Write the data out again in full, with no departure from the original.

[Dataset records]
━━━━━━━━━━━━━━━━━━━━
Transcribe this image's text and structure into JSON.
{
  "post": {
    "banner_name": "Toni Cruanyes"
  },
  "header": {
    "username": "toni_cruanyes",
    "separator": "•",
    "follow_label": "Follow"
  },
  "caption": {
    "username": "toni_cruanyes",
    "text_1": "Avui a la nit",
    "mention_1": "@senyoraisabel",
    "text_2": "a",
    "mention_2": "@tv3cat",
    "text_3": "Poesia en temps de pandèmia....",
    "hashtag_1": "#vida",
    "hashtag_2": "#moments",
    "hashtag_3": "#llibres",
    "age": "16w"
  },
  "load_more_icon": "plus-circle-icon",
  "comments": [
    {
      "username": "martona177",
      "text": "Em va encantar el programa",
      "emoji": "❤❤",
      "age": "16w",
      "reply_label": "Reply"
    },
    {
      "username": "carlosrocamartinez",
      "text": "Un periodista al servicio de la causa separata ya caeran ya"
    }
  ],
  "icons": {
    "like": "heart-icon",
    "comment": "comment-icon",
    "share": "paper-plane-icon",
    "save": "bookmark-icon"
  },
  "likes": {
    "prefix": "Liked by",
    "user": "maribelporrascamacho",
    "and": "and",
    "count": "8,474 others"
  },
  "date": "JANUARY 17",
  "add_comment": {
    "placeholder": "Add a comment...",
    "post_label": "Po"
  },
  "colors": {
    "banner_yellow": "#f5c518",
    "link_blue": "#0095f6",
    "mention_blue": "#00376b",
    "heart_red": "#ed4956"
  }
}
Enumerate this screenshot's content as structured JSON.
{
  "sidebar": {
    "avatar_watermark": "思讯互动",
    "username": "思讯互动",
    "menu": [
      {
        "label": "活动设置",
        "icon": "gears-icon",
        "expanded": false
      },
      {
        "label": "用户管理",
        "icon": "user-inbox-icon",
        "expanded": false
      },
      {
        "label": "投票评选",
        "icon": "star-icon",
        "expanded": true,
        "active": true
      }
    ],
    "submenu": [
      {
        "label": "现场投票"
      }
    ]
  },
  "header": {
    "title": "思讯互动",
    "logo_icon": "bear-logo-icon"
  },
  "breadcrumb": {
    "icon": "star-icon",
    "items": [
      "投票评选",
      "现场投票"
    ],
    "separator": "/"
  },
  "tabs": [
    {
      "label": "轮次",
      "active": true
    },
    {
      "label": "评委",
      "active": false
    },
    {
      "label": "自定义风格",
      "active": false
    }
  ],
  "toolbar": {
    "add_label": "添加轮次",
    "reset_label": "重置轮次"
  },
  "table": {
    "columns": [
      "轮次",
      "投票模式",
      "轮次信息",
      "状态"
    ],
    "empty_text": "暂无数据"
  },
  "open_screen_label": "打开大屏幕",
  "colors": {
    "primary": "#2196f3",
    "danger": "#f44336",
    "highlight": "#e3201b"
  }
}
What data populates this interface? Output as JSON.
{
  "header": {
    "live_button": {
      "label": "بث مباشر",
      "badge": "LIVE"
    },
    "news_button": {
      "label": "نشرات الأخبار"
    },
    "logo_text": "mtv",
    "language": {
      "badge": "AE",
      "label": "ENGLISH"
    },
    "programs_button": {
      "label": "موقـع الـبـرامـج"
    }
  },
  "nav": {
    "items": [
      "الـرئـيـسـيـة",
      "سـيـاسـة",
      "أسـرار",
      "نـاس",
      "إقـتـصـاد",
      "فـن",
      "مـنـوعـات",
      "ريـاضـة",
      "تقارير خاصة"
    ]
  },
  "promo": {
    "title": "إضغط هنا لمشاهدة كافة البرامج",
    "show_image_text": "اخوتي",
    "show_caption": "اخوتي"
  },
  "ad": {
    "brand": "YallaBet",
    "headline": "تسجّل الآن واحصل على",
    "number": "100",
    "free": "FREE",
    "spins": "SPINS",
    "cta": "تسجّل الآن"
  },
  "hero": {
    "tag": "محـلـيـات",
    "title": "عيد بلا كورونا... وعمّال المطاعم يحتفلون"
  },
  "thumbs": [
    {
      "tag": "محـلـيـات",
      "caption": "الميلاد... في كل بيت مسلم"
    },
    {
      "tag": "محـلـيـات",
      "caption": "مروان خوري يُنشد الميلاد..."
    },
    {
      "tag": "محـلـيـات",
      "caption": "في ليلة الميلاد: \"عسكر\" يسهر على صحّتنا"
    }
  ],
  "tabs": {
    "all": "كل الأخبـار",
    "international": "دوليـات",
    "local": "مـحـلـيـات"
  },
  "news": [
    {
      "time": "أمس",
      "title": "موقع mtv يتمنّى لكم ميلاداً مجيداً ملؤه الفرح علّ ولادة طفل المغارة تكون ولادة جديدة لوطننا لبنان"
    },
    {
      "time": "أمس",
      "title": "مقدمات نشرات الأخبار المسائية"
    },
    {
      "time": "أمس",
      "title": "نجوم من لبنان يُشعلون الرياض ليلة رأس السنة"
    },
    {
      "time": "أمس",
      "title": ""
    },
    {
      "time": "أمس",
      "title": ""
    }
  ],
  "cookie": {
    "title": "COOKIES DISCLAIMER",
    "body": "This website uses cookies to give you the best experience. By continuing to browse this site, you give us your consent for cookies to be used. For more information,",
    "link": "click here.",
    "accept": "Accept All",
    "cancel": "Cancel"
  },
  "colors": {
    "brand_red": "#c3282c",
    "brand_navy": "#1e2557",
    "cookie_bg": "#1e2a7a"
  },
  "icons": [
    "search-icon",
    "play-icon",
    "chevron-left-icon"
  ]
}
━━━━━━━━━━━━━━━━━━━━
Answer:
Transcribe this image's text and structure into JSON.
{
  "post": {
    "banner_name": "Toni Cruanyes"
  },
  "header": {
    "username": "toni_cruanyes",
    "separator": "•",
    "follow_label": "Follow"
  },
  "caption": {
    "username": "toni_cruanyes",
    "text_1": "Avui a la nit",
    "mention_1": "@senyoraisabel",
    "text_2": "a",
    "mention_2": "@tv3cat",
    "text_3": "Poesia en temps de pandèmia....",
    "hashtag_1": "#vida",
    "hashtag_2": "#moments",
    "hashtag_3": "#llibres",
    "age": "16w"
  },
  "load_more_icon": "plus-circle-icon",
  "comments": [
    {
      "username": "martona177",
      "text": "Em va encantar el programa",
      "emoji": "❤❤",
      "age": "16w",
      "reply_label": "Reply"
    },
    {
      "username": "carlosrocamartinez",
      "text": "Un periodista al servicio de la causa separata ya caeran ya"
    }
  ],
  "icons": {
    "like": "heart-icon",
    "comment": "comment-icon",
    "share": "paper-plane-icon",
    "save": "bookmark-icon"
  },
  "likes": {
    "prefix": "Liked by",
    "user": "maribelporrascamacho",
    "and": "and",
    "count": "8,474 others"
  },
  "date": "JANUARY 17",
  "add_comment": {
    "placeholder": "Add a comment...",
    "post_label": "Po"
  },
  "colors": {
    "banner_yellow": "#f5c518",
    "link_blue": "#0095f6",
    "mention_blue": "#00376b",
    "heart_red": "#ed4956"
  }
}
Enumerate this screenshot's content as structured JSON.
{
  "sidebar": {
    "avatar_watermark": "思讯互动",
    "username": "思讯互动",
    "menu": [
      {
        "label": "活动设置",
        "icon": "gears-icon",
        "expanded": false
      },
      {
        "label": "用户管理",
        "icon": "user-inbox-icon",
        "expanded": false
      },
      {
        "label": "投票评选",
        "icon": "star-icon",
        "expanded": true,
        "active": true
      }
    ],
    "submenu": [
      {
        "label": "现场投票"
      }
    ]
  },
  "header": {
    "title": "思讯互动",
    "logo_icon": "bear-logo-icon"
  },
  "breadcrumb": {
    "icon": "star-icon",
    "items": [
      "投票评选",
      "现场投票"
    ],
    "separator": "/"
  },
  "tabs": [
    {
      "label": "轮次",
      "active": true
    },
    {
      "label": "评委",
      "active": false
    },
    {
      "label": "自定义风格",
      "active": false
    }
  ],
  "toolbar": {
    "add_label": "添加轮次",
    "reset_label": "重置轮次"
  },
  "table": {
    "columns": [
      "轮次",
      "投票模式",
      "轮次信息",
      "状态"
    ],
    "empty_text": "暂无数据"
  },
  "open_screen_label": "打开大屏幕",
  "colors": {
    "primary": "#2196f3",
    "danger": "#f44336",
    "highlight": "#e3201b"
  }
}
What data populates this interface? Output as JSON.
{
  "header": {
    "live_button": {
      "label": "بث مباشر",
      "badge": "LIVE"
    },
    "news_button": {
      "label": "نشرات الأخبار"
    },
    "logo_text": "mtv",
    "language": {
      "badge": "AE",
      "label": "ENGLISH"
    },
    "programs_button": {
      "label": "موقـع الـبـرامـج"
    }
  },
  "nav": {
    "items": [
      "الـرئـيـسـيـة",
      "سـيـاسـة",
      "أسـرار",
      "نـاس",
      "إقـتـصـاد",
      "فـن",
      "مـنـوعـات",
      "ريـاضـة",
      "تقارير خاصة"
    ]
  },
  "promo": {
    "title": "إضغط هنا لمشاهدة كافة البرامج",
    "show_image_text": "اخوتي",
    "show_caption": "اخوتي"
  },
  "ad": {
    "brand": "YallaBet",
    "headline": "تسجّل الآن واحصل على",
    "number": "100",
    "free": "FREE",
    "spins": "SPINS",
    "cta": "تسجّل الآن"
  },
  "hero": {
    "tag": "محـلـيـات",
    "title": "عيد بلا كورونا... وعمّال المطاعم يحتفلون"
  },
  "thumbs": [
    {
      "tag": "محـلـيـات",
      "caption": "الميلاد... في كل بيت مسلم"
    },
    {
      "tag": "محـلـيـات",
      "caption": "مروان خوري يُنشد الميلاد..."
    },
    {
      "tag": "محـلـيـات",
      "caption": "في ليلة الميلاد: \"عسكر\" يسهر على صحّتنا"
    }
  ],
  "tabs": {
    "all": "كل الأخبـار",
    "international": "دوليـات",
    "local": "مـحـلـيـات"
  },
  "news": [
    {
      "time": "أمس",
      "title": "موقع mtv يتمنّى لكم ميلاداً مجيداً ملؤه الفرح علّ ولادة طفل المغارة تكون ولادة جديدة لوطننا لبنان"
    },
    {
      "time": "أمس",
      "title": "مقدمات نشرات الأخبار المسائية"
    },
    {
      "time": "أمس",
      "title": "نجوم من لبنان يُشعلون الرياض ليلة رأس السنة"
    },
    {
      "time": "أمس",
      "title": ""
    },
    {
      "time": "أمس",
      "title": ""
    }
  ],
  "cookie": {
    "title": "COOKIES DISCLAIMER",
    "body": "This website uses cookies to give you the best experience. By continuing to browse this site, you give us your consent for cookies to be used. For more information,",
    "link": "click here.",
    "accept": "Accept All",
    "cancel": "Cancel"
  },
  "colors": {
    "brand_red": "#c3282c",
    "brand_navy": "#1e2557",
    "cookie_bg": "#1e2a7a"
  },
  "icons": [
    "search-icon",
    "play-icon",
    "chevron-left-icon"
  ]
}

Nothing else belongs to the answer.